課題 1:
ゲームと遊びについての文章によると、邦訳を手がけたのは誰か。
課題 2:
ゲームと遊びについての文章から、「しかし、2018年にゲームの」を含む箇所で書き始め、「術という響きは魅力的でした。」のあとで止めて、その範囲をそのまま書き写す。

与えられた文章:
なお邦訳は「ビデオゲームの美学」の著者、松永伸司です!

「ゲームは遊びか芸術かスポーツか」

という問いを投げかけたとき、

「ゲームは遊びでしょ」

と返す方が、おそらく多いことでしょう。

しかし、2018年にゲームの芸術性について書かれた松永伸司「ビデオゲームの美学」のように、“ビデオゲームは芸術である”という認識はゲーマーの中でも広まりつつあると思います。

そして、e-スポーツが注目を浴び、実際に「全国都道府県対抗eスポーツ選手権」、「全国高校eスポーツ選手権」などメーカー以外が主催する全国規模の大会が発足を始め“ゲームはスポーツである”という認識もこれから浸透していくのではないでしょうか。

僕自身いちゲームファンとしてゲームに対するこれまでの不遇な扱いに悩んでいた中、「ビデオゲームの美学」を読み、ビデオゲームが芸術であるとの提言に感銘を受け、歓喜しました。

ゲームは遊びであり、芸術であり、スポーツでもあり一つに定義できないものと考えていました。とは言いつつも、芸術という響きは魅力的でした。

ところが、プレイ・マターズでは、

ゲームが重要なのではない。遊びこそが重要である。

ビデオゲームは遊び道具のほんの小さな部分集合に過ぎない

と言った提言がなされています。

これらは非常にショックでしたが、本書を読み進めるうちこれらの発言が見当違いではないこと、そして、自分のゲーム観を改める重要な視点であることに気づきました。

<補足>

「ビデオゲームの美学」では、決してゲームは芸術だから娯楽ではないと主張しているわけではなく、どちらでもあるというのが正しい。
「プレイ・マターズ」はゲームを批判した書ではなく、著者自身ゲームファンであり、批判的な発言は問題提起と考えるべきでしょう。

遊びとは?ゲームとは?

「そもそも遊びって何?」と聞かれると首をかしげてしまいますよね。

本書の冒頭に投げかけられる質問ですが、「気晴らし?」「ゲーム?」「子供のやること?」などなど、

確かにそんな気がします。

しかし、本書を読んで遊びとは何かを考え、自分なりの一応の答えを見つけました。

まず、本書では、何と言っているのかと言えば、

『遊びは、秩序と混沌を行き来する運動である。』

えっ?…カオス。。。

本書を読めば、非常に的確な表現だと思いますが、「さっぱり分からん」ですよね。

[データセット抜粋]
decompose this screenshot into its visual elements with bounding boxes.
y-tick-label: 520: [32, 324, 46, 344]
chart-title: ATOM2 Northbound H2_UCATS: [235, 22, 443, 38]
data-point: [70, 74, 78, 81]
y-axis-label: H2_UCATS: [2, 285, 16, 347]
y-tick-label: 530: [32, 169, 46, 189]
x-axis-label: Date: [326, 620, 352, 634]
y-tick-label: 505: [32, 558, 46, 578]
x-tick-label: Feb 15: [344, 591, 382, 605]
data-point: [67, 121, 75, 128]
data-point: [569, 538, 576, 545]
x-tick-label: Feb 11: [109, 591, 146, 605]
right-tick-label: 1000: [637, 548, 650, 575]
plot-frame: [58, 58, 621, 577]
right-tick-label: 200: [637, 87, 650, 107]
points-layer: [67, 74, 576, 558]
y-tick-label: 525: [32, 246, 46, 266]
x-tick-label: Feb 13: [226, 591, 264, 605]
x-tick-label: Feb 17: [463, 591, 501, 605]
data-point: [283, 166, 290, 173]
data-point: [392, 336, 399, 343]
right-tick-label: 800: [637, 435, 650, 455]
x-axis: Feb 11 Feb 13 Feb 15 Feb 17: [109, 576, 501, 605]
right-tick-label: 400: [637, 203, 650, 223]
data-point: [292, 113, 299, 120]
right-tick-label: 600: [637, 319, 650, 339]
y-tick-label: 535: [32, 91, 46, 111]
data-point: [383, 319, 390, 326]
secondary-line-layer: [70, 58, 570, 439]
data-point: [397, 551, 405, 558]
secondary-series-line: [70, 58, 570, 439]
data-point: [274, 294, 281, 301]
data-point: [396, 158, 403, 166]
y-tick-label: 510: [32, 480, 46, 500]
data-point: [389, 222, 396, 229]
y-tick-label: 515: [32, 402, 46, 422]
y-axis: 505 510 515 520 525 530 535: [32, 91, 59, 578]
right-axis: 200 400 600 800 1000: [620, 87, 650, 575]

完成した解答 1:
「ビデオゲームの美学」の著者、松永伸司。

完成した解答 2:
しかし、2018年にゲームの芸術性について書かれた松永伸司「ビデオゲームの美学」のように、“ビデオゲームは芸術である”という認識はゲーマーの中でも広まりつつあると思います。

そして、e-スポーツが注目を浴び、実際に「全国都道府県対抗eスポーツ選手権」、「全国高校eスポーツ選手権」などメーカー以外が主催する全国規模の大会が発足を始め“ゲームはスポーツである”という認識もこれから浸透していくのではないでしょうか。

僕自身いちゲームファンとしてゲームに対するこれまでの不遇な扱いに悩んでいた中、「ビデオゲームの美学」を読み、ビデオゲームが芸術であるとの提言に感銘を受け、歓喜しました。

ゲームは遊びであり、芸術であり、スポーツでもあり一つに定義できないものと考えていました。とは言いつつも、芸術という響きは魅力的でした。